-------- Provided records

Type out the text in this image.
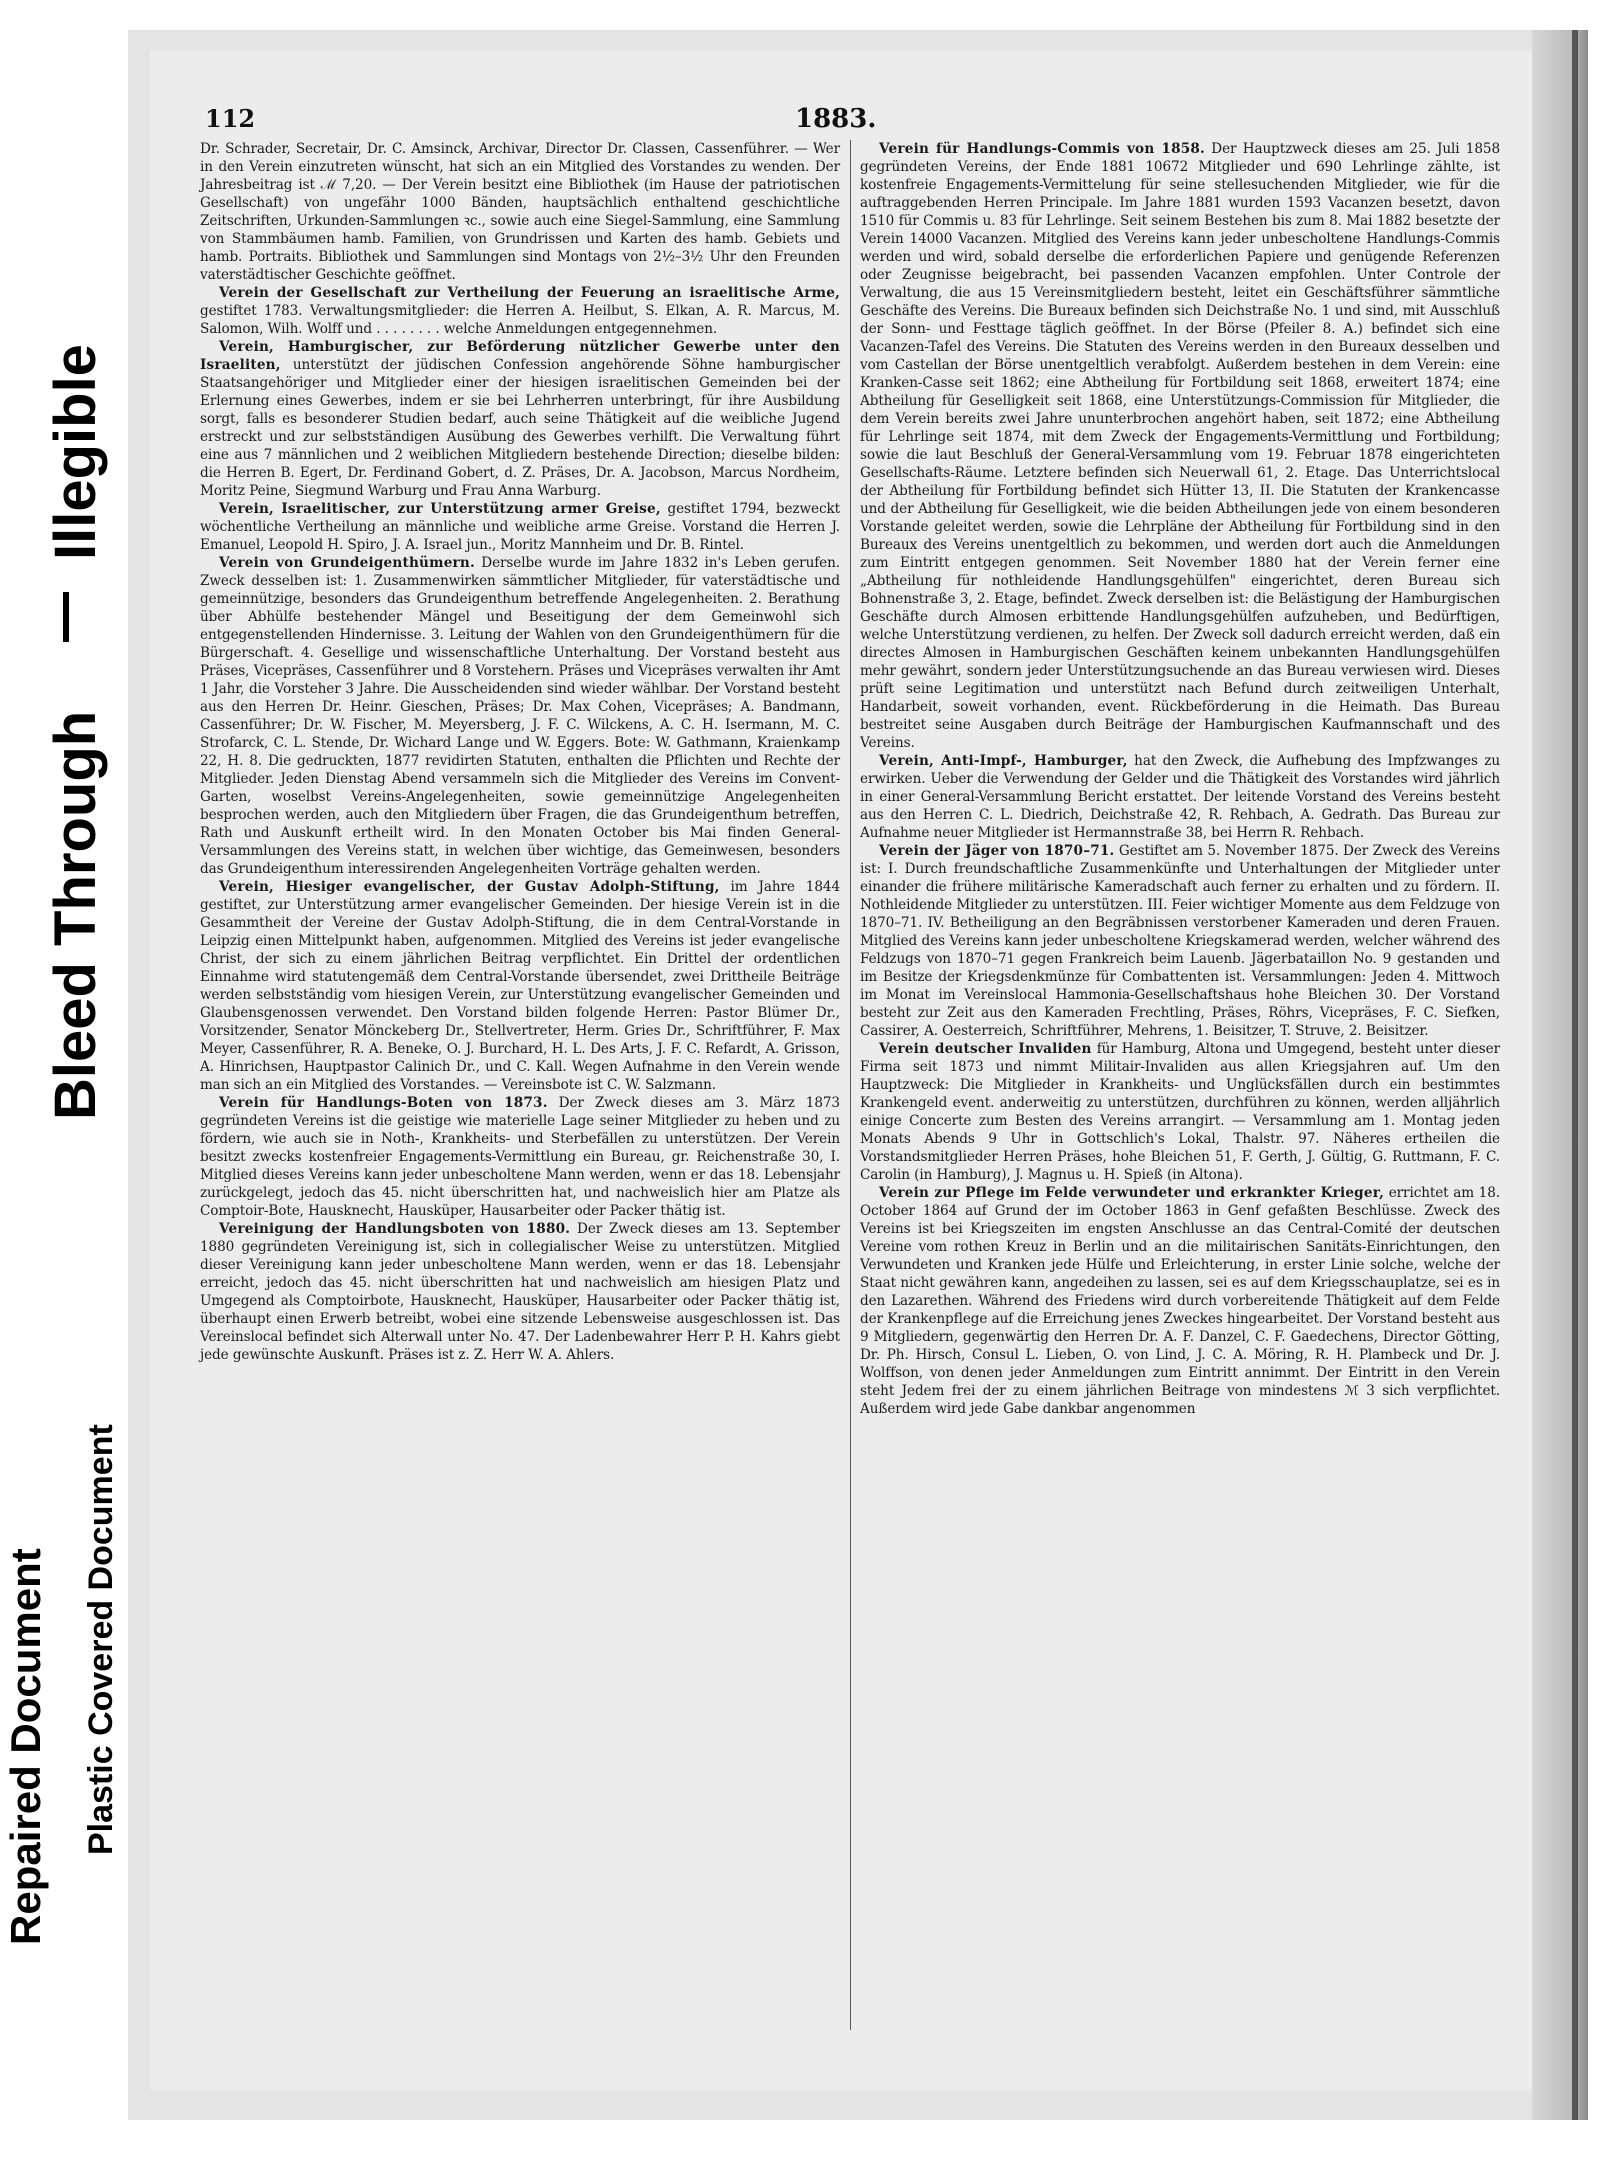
Illegible
Bleed Through
Repaired Document Plastic Covered Document
112	1883.

Dr. Schrader, Secretair, Dr. C. Amsinck, Archivar, Director Dr. Classen, Cassenführer. — Wer in den Verein einzutreten wünscht, hat sich an ein Mitglied des Vorstandes zu wenden. Der Jahresbeitrag ist ℳ 7,20. — Der Verein besitzt eine Bibliothek (im Hause der patriotischen Gesellschaft) von ungefähr 1000 Bänden, hauptsächlich enthaltend geschichtliche Zeitschriften, Urkunden-Sammlungen ꝛc., sowie auch eine Siegel-Sammlung, eine Sammlung von Stammbäumen hamb. Familien, von Grundrissen und Karten des hamb. Gebiets und hamb. Portraits. Bibliothek und Sammlungen sind Montags von 2½–3½ Uhr den Freunden vaterstädtischer Geschichte geöffnet.

Verein der Gesellschaft zur Vertheilung der Feuerung an israelitische Arme, gestiftet 1783. Verwaltungsmitglieder: die Herren A. Heilbut, S. Elkan, A. R. Marcus, M. Salomon, Wilh. Wolff und . . . . . . . . welche Anmeldungen entgegennehmen.

Verein, Hamburgischer, zur Beförderung nützlicher Gewerbe unter den Israeliten, unterstützt der jüdischen Confession angehörende Söhne hamburgischer Staatsangehöriger und Mitglieder einer der hiesigen israelitischen Gemeinden bei der Erlernung eines Gewerbes, indem er sie bei Lehrherren unterbringt, für ihre Ausbildung sorgt, falls es besonderer Studien bedarf, auch seine Thätigkeit auf die weibliche Jugend erstreckt und zur selbstständigen Ausübung des Gewerbes verhilft. Die Verwaltung führt eine aus 7 männlichen und 2 weiblichen Mitgliedern bestehende Direction; dieselbe bilden: die Herren B. Egert, Dr. Ferdinand Gobert, d. Z. Präses, Dr. A. Jacobson, Marcus Nordheim, Moritz Peine, Siegmund Warburg und Frau Anna Warburg.

Verein, Israelitischer, zur Unterstützung armer Greise, gestiftet 1794, bezweckt wöchentliche Vertheilung an männliche und weibliche arme Greise. Vorstand die Herren J. Emanuel, Leopold H. Spiro, J. A. Israel jun., Moritz Mannheim und Dr. B. Rintel.

Verein von Grundeigenthümern. Derselbe wurde im Jahre 1832 in's Leben gerufen. Zweck desselben ist: 1. Zusammenwirken sämmtlicher Mitglieder, für vaterstädtische und gemeinnützige, besonders das Grundeigenthum betreffende Angelegenheiten. 2. Berathung über Abhülfe bestehender Mängel und Beseitigung der dem Gemeinwohl sich entgegenstellenden Hindernisse. 3. Leitung der Wahlen von den Grundeigenthümern für die Bürgerschaft. 4. Gesellige und wissenschaftliche Unterhaltung. Der Vorstand besteht aus Präses, Vicepräses, Cassenführer und 8 Vorstehern. Präses und Vicepräses verwalten ihr Amt 1 Jahr, die Vorsteher 3 Jahre. Die Ausscheidenden sind wieder wählbar. Der Vorstand besteht aus den Herren Dr. Heinr. Gieschen, Präses; Dr. Max Cohen, Vicepräses; A. Bandmann, Cassenführer; Dr. W. Fischer, M. Meyersberg, J. F. C. Wilckens, A. C. H. Isermann, M. C. Strofarck, C. L. Stende, Dr. Wichard Lange und W. Eggers. Bote: W. Gathmann, Kraienkamp 22, H. 8. Die gedruckten, 1877 revidirten Statuten, enthalten die Pflichten und Rechte der Mitglieder. Jeden Dienstag Abend versammeln sich die Mitglieder des Vereins im Convent-Garten, woselbst Vereins-Angelegenheiten, sowie gemeinnützige Angelegenheiten besprochen werden, auch den Mitgliedern über Fragen, die das Grundeigenthum betreffen, Rath und Auskunft ertheilt wird. In den Monaten October bis Mai finden General-Versammlungen des Vereins statt, in welchen über wichtige, das Gemeinwesen, besonders das Grundeigenthum interessirenden Angelegenheiten Vorträge gehalten werden.

Verein, Hiesiger evangelischer, der Gustav Adolph-Stiftung, im Jahre 1844 gestiftet, zur Unterstützung armer evangelischer Gemeinden. Der hiesige Verein ist in die Gesammtheit der Vereine der Gustav Adolph-Stiftung, die in dem Central-Vorstande in Leipzig einen Mittelpunkt haben, aufgenommen. Mitglied des Vereins ist jeder evangelische Christ, der sich zu einem jährlichen Beitrag verpflichtet. Ein Drittel der ordentlichen Einnahme wird statutengemäß dem Central-Vorstande übersendet, zwei Drittheile Beiträge werden selbstständig vom hiesigen Verein, zur Unterstützung evangelischer Gemeinden und Glaubensgenossen verwendet. Den Vorstand bilden folgende Herren: Pastor Blümer Dr., Vorsitzender, Senator Mönckeberg Dr., Stellvertreter, Herm. Gries Dr., Schriftführer, F. Max Meyer, Cassenführer, R. A. Beneke, O. J. Burchard, H. L. Des Arts, J. F. C. Refardt, A. Grisson, A. Hinrichsen, Hauptpastor Calinich Dr., und C. Kall. Wegen Aufnahme in den Verein wende man sich an ein Mitglied des Vorstandes. — Vereinsbote ist C. W. Salzmann.

Verein für Handlungs-Boten von 1873. Der Zweck dieses am 3. März 1873 gegründeten Vereins ist die geistige wie materielle Lage seiner Mitglieder zu heben und zu fördern, wie auch sie in Noth-, Krankheits- und Sterbefällen zu unterstützen. Der Verein besitzt zwecks kostenfreier Engagements-Vermittlung ein Bureau, gr. Reichenstraße 30, I. Mitglied dieses Vereins kann jeder unbescholtene Mann werden, wenn er das 18. Lebensjahr zurückgelegt, jedoch das 45. nicht überschritten hat, und nachweislich hier am Platze als Comptoir-Bote, Hausknecht, Hausküper, Hausarbeiter oder Packer thätig ist.

Vereinigung der Handlungsboten von 1880. Der Zweck dieses am 13. September 1880 gegründeten Vereinigung ist, sich in collegialischer Weise zu unterstützen. Mitglied dieser Vereinigung kann jeder unbescholtene Mann werden, wenn er das 18. Lebensjahr erreicht, jedoch das 45. nicht überschritten hat und nachweislich am hiesigen Platz und Umgegend als Comptoirbote, Hausknecht, Hausküper, Hausarbeiter oder Packer thätig ist, überhaupt einen Erwerb betreibt, wobei eine sitzende Lebensweise ausgeschlossen ist. Das Vereinslocal befindet sich Alterwall unter No. 47. Der Ladenbewahrer Herr P. H. Kahrs giebt jede gewünschte Auskunft. Präses ist z. Z. Herr W. A. Ahlers.

Verein für Handlungs-Commis von 1858. Der Hauptzweck dieses am 25. Juli 1858 gegründeten Vereins, der Ende 1881 10672 Mitglieder und 690 Lehrlinge zählte, ist kostenfreie Engagements-Vermittelung für seine stellesuchenden Mitglieder, wie für die auftraggebenden Herren Principale. Im Jahre 1881 wurden 1593 Vacanzen besetzt, davon 1510 für Commis u. 83 für Lehrlinge. Seit seinem Bestehen bis zum 8. Mai 1882 besetzte der Verein 14000 Vacanzen. Mitglied des Vereins kann jeder unbescholtene Handlungs-Commis werden und wird, sobald derselbe die erforderlichen Papiere und genügende Referenzen oder Zeugnisse beigebracht, bei passenden Vacanzen empfohlen. Unter Controle der Verwaltung, die aus 15 Vereinsmitgliedern besteht, leitet ein Geschäftsführer sämmtliche Geschäfte des Vereins. Die Bureaux befinden sich Deichstraße No. 1 und sind, mit Ausschluß der Sonn- und Festtage täglich geöffnet. In der Börse (Pfeiler 8. A.) befindet sich eine Vacanzen-Tafel des Vereins. Die Statuten des Vereins werden in den Bureaux desselben und vom Castellan der Börse unentgeltlich verabfolgt. Außerdem bestehen in dem Verein: eine Kranken-Casse seit 1862; eine Abtheilung für Fortbildung seit 1868, erweitert 1874; eine Abtheilung für Geselligkeit seit 1868, eine Unterstützungs-Commission für Mitglieder, die dem Verein bereits zwei Jahre ununterbrochen angehört haben, seit 1872; eine Abtheilung für Lehrlinge seit 1874, mit dem Zweck der Engagements-Vermittlung und Fortbildung; sowie die laut Beschluß der General-Versammlung vom 19. Februar 1878 eingerichteten Gesellschafts-Räume. Letztere befinden sich Neuerwall 61, 2. Etage. Das Unterrichtslocal der Abtheilung für Fortbildung befindet sich Hütter 13, II. Die Statuten der Krankencasse und der Abtheilung für Geselligkeit, wie die beiden Abtheilungen jede von einem besonderen Vorstande geleitet werden, sowie die Lehrpläne der Abtheilung für Fortbildung sind in den Bureaux des Vereins unentgeltlich zu bekommen, und werden dort auch die Anmeldungen zum Eintritt entgegen genommen. Seit November 1880 hat der Verein ferner eine „Abtheilung für nothleidende Handlungsgehülfen" eingerichtet, deren Bureau sich Bohnenstraße 3, 2. Etage, befindet. Zweck derselben ist: die Belästigung der Hamburgischen Geschäfte durch Almosen erbittende Handlungsgehülfen aufzuheben, und Bedürftigen, welche Unterstützung verdienen, zu helfen. Der Zweck soll dadurch erreicht werden, daß ein directes Almosen in Hamburgischen Geschäften keinem unbekannten Handlungsgehülfen mehr gewährt, sondern jeder Unterstützungsuchende an das Bureau verwiesen wird. Dieses prüft seine Legitimation und unterstützt nach Befund durch zeitweiligen Unterhalt, Handarbeit, soweit vorhanden, event. Rückbeförderung in die Heimath. Das Bureau bestreitet seine Ausgaben durch Beiträge der Hamburgischen Kaufmannschaft und des Vereins.

Verein, Anti-Impf-, Hamburger, hat den Zweck, die Aufhebung des Impfzwanges zu erwirken. Ueber die Verwendung der Gelder und die Thätigkeit des Vorstandes wird jährlich in einer General-Versammlung Bericht erstattet. Der leitende Vorstand des Vereins besteht aus den Herren C. L. Diedrich, Deichstraße 42, R. Rehbach, A. Gedrath. Das Bureau zur Aufnahme neuer Mitglieder ist Hermannstraße 38, bei Herrn R. Rehbach.

Verein der Jäger von 1870–71. Gestiftet am 5. November 1875. Der Zweck des Vereins ist: I. Durch freundschaftliche Zusammenkünfte und Unterhaltungen der Mitglieder unter einander die frühere militärische Kameradschaft auch ferner zu erhalten und zu fördern. II. Nothleidende Mitglieder zu unterstützen. III. Feier wichtiger Momente aus dem Feldzuge von 1870–71. IV. Betheiligung an den Begräbnissen verstorbener Kameraden und deren Frauen. Mitglied des Vereins kann jeder unbescholtene Kriegskamerad werden, welcher während des Feldzugs von 1870–71 gegen Frankreich beim Lauenb. Jägerbataillon No. 9 gestanden und im Besitze der Kriegsdenkmünze für Combattenten ist. Versammlungen: Jeden 4. Mittwoch im Monat im Vereinslocal Hammonia-Gesellschaftshaus hohe Bleichen 30. Der Vorstand besteht zur Zeit aus den Kameraden Frechtling, Präses, Röhrs, Vicepräses, F. C. Siefken, Cassirer, A. Oesterreich, Schriftführer, Mehrens, 1. Beisitzer, T. Struve, 2. Beisitzer.

Verein deutscher Invaliden für Hamburg, Altona und Umgegend, besteht unter dieser Firma seit 1873 und nimmt Militair-Invaliden aus allen Kriegsjahren auf. Um den Hauptzweck: Die Mitglieder in Krankheits- und Unglücksfällen durch ein bestimmtes Krankengeld event. anderweitig zu unterstützen, durchführen zu können, werden alljährlich einige Concerte zum Besten des Vereins arrangirt. — Versammlung am 1. Montag jeden Monats Abends 9 Uhr in Gottschlich's Lokal, Thalstr. 97. Näheres ertheilen die Vorstandsmitglieder Herren Präses, hohe Bleichen 51, F. Gerth, J. Gültig, G. Ruttmann, F. C. Carolin (in Hamburg), J. Magnus u. H. Spieß (in Altona).

Verein zur Pflege im Felde verwundeter und erkrankter Krieger, errichtet am 18. October 1864 auf Grund der im October 1863 in Genf gefaßten Beschlüsse. Zweck des Vereins ist bei Kriegszeiten im engsten Anschlusse an das Central-Comité der deutschen Vereine vom rothen Kreuz in Berlin und an die militairischen Sanitäts-Einrichtungen, den Verwundeten und Kranken jede Hülfe und Erleichterung, in erster Linie solche, welche der Staat nicht gewähren kann, angedeihen zu lassen, sei es auf dem Kriegsschauplatze, sei es in den Lazarethen. Während des Friedens wird durch vorbereitende Thätigkeit auf dem Felde der Krankenpflege auf die Erreichung jenes Zweckes hingearbeitet. Der Vorstand besteht aus 9 Mitgliedern, gegenwärtig den Herren Dr. A. F. Danzel, C. F. Gaedechens, Director Götting, Dr. Ph. Hirsch, Consul L. Lieben, O. von Lind, J. C. A. Möring, R. H. Plambeck und Dr. J. Wolffson, von denen jeder Anmeldungen zum Eintritt annimmt. Der Eintritt in den Verein steht Jedem frei der zu einem jährlichen Beitrage von mindestens ℳ 3 sich verpflichtet. Außerdem wird jede Gabe dankbar angenommen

----------------

Directions
Show all of the lines above in which "fördern" is present.

Exercise response
Verein für Handlungs-Boten von 1873. Der Zweck dieses am 3. März 1873 gegründeten Vereins ist die geistige wie materielle Lage seiner Mitglieder zu heben und zu fördern, wie auch sie in Noth-, Krankheits- und Sterbefällen zu unterstützen. Der Verein besitzt zwecks kostenfreier Engagements-Vermittlung ein Bureau, gr. Reichenstraße 30, I. Mitglied dieses Vereins kann jeder unbescholtene Mann werden, wenn er das 18. Lebensjahr zurückgelegt, jedoch das 45. nicht überschritten hat, und nachweislich hier am Platze als Comptoir-Bote, Hausknecht, Hausküper, Hausarbeiter oder Packer thätig ist.
Verein der Jäger von 1870–71. Gestiftet am 5. November 1875. Der Zweck des Vereins ist: I. Durch freundschaftliche Zusammenkünfte und Unterhaltungen der Mitglieder unter einander die frühere militärische Kameradschaft auch ferner zu erhalten und zu fördern. II. Nothleidende Mitglieder zu unterstützen. III. Feier wichtiger Momente aus dem Feldzuge von 1870–71. IV. Betheiligung an den Begräbnissen verstorbener Kameraden und deren Frauen. Mitglied des Vereins kann jeder unbescholtene Kriegskamerad werden, welcher während des Feldzugs von 1870–71 gegen Frankreich beim Lauenb. Jägerbataillon No. 9 gestanden und im Besitze der Kriegsdenkmünze für Combattenten ist. Versammlungen: Jeden 4. Mittwoch im Monat im Vereinslocal Hammonia-Gesellschaftshaus hohe Bleichen 30. Der Vorstand besteht zur Zeit aus den Kameraden Frechtling, Präses, Röhrs, Vicepräses, F. C. Siefken, Cassirer, A. Oesterreich, Schriftführer, Mehrens, 1. Beisitzer, T. Struve, 2. Beisitzer.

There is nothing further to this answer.